**Given task**
Identify each line in the listing below that contains the string "price" and copy those lines in full.

^^^^^^^^^^^^^^^^

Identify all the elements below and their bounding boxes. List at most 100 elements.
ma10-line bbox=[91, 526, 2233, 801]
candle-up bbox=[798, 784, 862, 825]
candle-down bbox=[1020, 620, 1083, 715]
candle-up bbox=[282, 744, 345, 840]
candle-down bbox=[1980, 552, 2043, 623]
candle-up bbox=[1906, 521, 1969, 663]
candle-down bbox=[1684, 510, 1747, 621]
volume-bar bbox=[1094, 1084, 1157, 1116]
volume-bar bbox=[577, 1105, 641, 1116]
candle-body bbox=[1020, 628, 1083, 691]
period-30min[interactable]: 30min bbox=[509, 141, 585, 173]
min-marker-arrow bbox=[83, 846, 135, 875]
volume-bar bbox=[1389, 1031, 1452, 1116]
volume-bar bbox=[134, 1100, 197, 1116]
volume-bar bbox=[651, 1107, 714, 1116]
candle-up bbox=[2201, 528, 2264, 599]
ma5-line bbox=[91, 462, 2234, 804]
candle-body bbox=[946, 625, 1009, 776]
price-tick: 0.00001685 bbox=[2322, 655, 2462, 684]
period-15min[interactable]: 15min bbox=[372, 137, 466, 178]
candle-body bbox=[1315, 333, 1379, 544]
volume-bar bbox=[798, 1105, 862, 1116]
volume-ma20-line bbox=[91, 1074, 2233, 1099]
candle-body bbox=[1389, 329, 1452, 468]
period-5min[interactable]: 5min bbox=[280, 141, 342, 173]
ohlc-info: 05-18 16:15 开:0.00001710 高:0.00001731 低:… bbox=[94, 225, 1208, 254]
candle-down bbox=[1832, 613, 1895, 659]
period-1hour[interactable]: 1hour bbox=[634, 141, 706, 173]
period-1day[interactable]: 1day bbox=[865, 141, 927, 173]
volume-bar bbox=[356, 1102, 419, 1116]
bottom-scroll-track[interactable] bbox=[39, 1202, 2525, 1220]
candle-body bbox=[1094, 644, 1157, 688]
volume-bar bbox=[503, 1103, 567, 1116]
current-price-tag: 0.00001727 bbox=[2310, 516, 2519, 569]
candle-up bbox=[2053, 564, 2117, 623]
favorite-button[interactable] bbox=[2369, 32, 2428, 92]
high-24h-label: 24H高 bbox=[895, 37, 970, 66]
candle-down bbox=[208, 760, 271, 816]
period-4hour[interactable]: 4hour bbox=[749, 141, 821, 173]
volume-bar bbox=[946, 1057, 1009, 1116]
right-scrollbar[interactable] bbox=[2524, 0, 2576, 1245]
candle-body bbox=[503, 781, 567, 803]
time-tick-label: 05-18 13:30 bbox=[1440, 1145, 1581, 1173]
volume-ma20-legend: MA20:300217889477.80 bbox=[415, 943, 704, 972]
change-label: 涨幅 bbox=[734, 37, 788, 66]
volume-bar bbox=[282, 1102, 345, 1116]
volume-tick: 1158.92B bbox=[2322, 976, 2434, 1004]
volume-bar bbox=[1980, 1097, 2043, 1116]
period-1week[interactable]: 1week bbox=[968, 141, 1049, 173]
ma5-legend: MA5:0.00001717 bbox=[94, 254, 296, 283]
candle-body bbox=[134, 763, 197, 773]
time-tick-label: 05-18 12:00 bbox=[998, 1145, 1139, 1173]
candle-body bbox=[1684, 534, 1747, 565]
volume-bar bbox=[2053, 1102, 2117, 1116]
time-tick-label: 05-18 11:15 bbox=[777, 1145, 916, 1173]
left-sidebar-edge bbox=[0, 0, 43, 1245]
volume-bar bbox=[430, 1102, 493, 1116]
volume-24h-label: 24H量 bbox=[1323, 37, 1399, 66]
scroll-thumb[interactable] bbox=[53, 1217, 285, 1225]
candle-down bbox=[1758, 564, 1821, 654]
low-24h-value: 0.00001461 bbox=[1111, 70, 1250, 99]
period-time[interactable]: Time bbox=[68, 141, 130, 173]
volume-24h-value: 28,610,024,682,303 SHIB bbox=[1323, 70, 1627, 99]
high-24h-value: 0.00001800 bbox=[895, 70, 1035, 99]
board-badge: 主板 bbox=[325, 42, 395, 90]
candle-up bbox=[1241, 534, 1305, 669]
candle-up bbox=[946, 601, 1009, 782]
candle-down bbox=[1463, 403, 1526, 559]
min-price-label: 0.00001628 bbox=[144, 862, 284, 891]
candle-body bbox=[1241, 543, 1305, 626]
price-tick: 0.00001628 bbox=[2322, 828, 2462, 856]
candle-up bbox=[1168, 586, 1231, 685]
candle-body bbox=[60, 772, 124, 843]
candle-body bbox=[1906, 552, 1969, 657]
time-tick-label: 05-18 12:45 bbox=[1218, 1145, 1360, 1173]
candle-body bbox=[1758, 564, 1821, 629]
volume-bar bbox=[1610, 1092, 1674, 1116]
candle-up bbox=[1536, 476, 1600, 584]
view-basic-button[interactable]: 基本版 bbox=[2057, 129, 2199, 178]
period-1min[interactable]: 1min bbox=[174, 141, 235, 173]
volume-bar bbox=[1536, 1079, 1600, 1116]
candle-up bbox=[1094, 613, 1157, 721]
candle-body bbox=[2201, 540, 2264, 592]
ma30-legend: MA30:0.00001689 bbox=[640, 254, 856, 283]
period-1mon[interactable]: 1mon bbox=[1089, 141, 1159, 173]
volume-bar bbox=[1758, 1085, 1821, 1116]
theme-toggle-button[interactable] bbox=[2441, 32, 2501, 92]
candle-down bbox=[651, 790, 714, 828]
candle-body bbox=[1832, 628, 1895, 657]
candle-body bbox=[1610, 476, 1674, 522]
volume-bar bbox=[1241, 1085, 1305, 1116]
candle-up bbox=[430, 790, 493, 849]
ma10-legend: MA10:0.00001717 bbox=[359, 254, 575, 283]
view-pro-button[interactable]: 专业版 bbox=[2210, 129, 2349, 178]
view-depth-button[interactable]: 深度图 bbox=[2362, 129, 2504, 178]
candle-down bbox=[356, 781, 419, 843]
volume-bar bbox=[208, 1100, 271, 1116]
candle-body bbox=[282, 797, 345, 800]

^^^^^^^^^^^^^^^^

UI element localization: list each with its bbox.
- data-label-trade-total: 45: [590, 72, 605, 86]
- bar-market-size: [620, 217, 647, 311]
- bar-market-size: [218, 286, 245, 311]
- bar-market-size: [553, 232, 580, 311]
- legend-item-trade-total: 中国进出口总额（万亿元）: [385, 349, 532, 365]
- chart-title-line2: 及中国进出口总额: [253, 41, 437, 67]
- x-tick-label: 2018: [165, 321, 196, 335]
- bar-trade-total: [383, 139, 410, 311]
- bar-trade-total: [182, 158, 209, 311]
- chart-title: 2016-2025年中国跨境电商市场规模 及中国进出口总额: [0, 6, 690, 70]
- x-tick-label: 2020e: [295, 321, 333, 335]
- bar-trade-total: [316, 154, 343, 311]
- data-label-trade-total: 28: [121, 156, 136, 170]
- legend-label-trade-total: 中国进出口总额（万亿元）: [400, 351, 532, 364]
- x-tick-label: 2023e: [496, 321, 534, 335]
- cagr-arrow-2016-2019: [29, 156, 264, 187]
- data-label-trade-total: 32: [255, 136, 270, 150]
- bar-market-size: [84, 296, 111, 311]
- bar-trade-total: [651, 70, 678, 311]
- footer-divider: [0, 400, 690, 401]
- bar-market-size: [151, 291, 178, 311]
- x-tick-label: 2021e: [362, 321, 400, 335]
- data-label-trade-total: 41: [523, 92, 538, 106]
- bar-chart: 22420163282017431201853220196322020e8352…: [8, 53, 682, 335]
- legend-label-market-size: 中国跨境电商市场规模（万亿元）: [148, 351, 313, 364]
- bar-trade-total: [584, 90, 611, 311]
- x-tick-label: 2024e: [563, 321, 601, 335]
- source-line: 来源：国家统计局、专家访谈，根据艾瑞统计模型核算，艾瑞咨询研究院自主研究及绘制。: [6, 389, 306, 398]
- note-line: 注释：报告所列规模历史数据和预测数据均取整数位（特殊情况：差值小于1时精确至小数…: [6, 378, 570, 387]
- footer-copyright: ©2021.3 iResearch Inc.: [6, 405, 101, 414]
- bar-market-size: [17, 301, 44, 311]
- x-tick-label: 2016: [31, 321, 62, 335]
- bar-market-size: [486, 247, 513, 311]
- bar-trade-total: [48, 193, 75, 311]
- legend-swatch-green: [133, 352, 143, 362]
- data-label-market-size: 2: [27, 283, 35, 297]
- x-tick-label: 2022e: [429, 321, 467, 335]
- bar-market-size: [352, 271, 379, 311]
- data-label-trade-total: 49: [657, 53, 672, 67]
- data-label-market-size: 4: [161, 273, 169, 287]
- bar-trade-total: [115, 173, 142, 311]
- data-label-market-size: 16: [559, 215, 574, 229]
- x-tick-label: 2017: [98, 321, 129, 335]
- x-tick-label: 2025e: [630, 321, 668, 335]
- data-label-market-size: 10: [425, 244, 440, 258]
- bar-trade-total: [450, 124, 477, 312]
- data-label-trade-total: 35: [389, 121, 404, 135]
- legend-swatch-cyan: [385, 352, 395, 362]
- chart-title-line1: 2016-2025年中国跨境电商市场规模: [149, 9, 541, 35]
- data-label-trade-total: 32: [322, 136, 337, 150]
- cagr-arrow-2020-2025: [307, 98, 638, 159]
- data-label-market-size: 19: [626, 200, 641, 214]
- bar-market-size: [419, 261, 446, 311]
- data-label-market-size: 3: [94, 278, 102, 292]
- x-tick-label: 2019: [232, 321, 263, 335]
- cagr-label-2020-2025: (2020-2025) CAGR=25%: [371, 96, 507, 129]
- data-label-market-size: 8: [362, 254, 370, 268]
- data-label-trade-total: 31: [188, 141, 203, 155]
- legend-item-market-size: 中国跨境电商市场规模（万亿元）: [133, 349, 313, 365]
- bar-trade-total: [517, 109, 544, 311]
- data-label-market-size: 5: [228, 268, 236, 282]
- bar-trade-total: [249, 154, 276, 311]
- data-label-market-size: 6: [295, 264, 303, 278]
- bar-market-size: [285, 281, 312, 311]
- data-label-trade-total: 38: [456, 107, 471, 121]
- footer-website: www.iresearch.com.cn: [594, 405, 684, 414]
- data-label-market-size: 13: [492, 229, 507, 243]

^^^^^^^^^^^^^^^^

**Output of the task**
price-tick: 0.00001685 bbox=[2322, 655, 2462, 684]
current-price-tag: 0.00001727 bbox=[2310, 516, 2519, 569]
min-price-label: 0.00001628 bbox=[144, 862, 284, 891]
price-tick: 0.00001628 bbox=[2322, 828, 2462, 856]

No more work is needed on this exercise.